Set task
Quote the full listing word for word.

Recorded information
★ ★ ★ ★ ★ ★ ★

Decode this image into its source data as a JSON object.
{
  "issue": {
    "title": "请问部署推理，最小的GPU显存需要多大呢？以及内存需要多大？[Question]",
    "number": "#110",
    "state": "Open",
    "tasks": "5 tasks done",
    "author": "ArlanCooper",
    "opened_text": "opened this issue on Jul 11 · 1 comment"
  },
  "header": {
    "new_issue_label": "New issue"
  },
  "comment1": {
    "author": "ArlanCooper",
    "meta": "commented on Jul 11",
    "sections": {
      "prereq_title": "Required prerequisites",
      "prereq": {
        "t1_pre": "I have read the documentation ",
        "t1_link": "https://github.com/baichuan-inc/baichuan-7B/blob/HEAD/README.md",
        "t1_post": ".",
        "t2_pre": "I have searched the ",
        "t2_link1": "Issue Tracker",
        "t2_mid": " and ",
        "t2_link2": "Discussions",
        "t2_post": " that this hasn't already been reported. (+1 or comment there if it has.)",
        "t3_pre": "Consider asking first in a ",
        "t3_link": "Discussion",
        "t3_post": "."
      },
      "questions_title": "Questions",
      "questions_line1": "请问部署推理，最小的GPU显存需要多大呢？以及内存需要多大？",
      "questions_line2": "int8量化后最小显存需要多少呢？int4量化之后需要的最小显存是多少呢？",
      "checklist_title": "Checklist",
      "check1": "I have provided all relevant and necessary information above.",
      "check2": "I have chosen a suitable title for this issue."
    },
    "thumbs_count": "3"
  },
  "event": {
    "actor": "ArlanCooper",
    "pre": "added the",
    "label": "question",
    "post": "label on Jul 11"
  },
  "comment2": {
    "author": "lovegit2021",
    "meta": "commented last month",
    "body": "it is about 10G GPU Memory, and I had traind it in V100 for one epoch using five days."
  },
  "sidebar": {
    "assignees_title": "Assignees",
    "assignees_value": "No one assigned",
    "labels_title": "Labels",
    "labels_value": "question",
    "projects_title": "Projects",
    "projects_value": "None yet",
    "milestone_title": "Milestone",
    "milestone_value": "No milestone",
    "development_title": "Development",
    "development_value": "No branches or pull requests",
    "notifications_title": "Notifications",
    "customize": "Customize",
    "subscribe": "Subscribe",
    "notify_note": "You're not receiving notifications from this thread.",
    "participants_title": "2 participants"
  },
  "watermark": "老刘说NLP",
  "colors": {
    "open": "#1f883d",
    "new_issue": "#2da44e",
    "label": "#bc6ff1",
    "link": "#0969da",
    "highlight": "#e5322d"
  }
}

★ ★ ★ ★ ★ ★ ★

Solution to the exercise
Decode this image into its source data as a JSON object.
{
  "issue": {
    "title": "请问部署推理，最小的GPU显存需要多大呢？以及内存需要多大？[Question]",
    "number": "#110",
    "state": "Open",
    "tasks": "5 tasks done",
    "author": "ArlanCooper",
    "opened_text": "opened this issue on Jul 11 · 1 comment"
  },
  "header": {
    "new_issue_label": "New issue"
  },
  "comment1": {
    "author": "ArlanCooper",
    "meta": "commented on Jul 11",
    "sections": {
      "prereq_title": "Required prerequisites",
      "prereq": {
        "t1_pre": "I have read the documentation ",
        "t1_link": "https://github.com/baichuan-inc/baichuan-7B/blob/HEAD/README.md",
        "t1_post": ".",
        "t2_pre": "I have searched the ",
        "t2_link1": "Issue Tracker",
        "t2_mid": " and ",
        "t2_link2": "Discussions",
        "t2_post": " that this hasn't already been reported. (+1 or comment there if it has.)",
        "t3_pre": "Consider asking first in a ",
        "t3_link": "Discussion",
        "t3_post": "."
      },
      "questions_title": "Questions",
      "questions_line1": "请问部署推理，最小的GPU显存需要多大呢？以及内存需要多大？",
      "questions_line2": "int8量化后最小显存需要多少呢？int4量化之后需要的最小显存是多少呢？",
      "checklist_title": "Checklist",
      "check1": "I have provided all relevant and necessary information above.",
      "check2": "I have chosen a suitable title for this issue."
    },
    "thumbs_count": "3"
  },
  "event": {
    "actor": "ArlanCooper",
    "pre": "added the",
    "label": "question",
    "post": "label on Jul 11"
  },
  "comment2": {
    "author": "lovegit2021",
    "meta": "commented last month",
    "body": "it is about 10G GPU Memory, and I had traind it in V100 for one epoch using five days."
  },
  "sidebar": {
    "assignees_title": "Assignees",
    "assignees_value": "No one assigned",
    "labels_title": "Labels",
    "labels_value": "question",
    "projects_title": "Projects",
    "projects_value": "None yet",
    "milestone_title": "Milestone",
    "milestone_value": "No milestone",
    "development_title": "Development",
    "development_value": "No branches or pull requests",
    "notifications_title": "Notifications",
    "customize": "Customize",
    "subscribe": "Subscribe",
    "notify_note": "You're not receiving notifications from this thread.",
    "participants_title": "2 participants"
  },
  "watermark": "老刘说NLP",
  "colors": {
    "open": "#1f883d",
    "new_issue": "#2da44e",
    "label": "#bc6ff1",
    "link": "#0969da",
    "highlight": "#e5322d"
  }
}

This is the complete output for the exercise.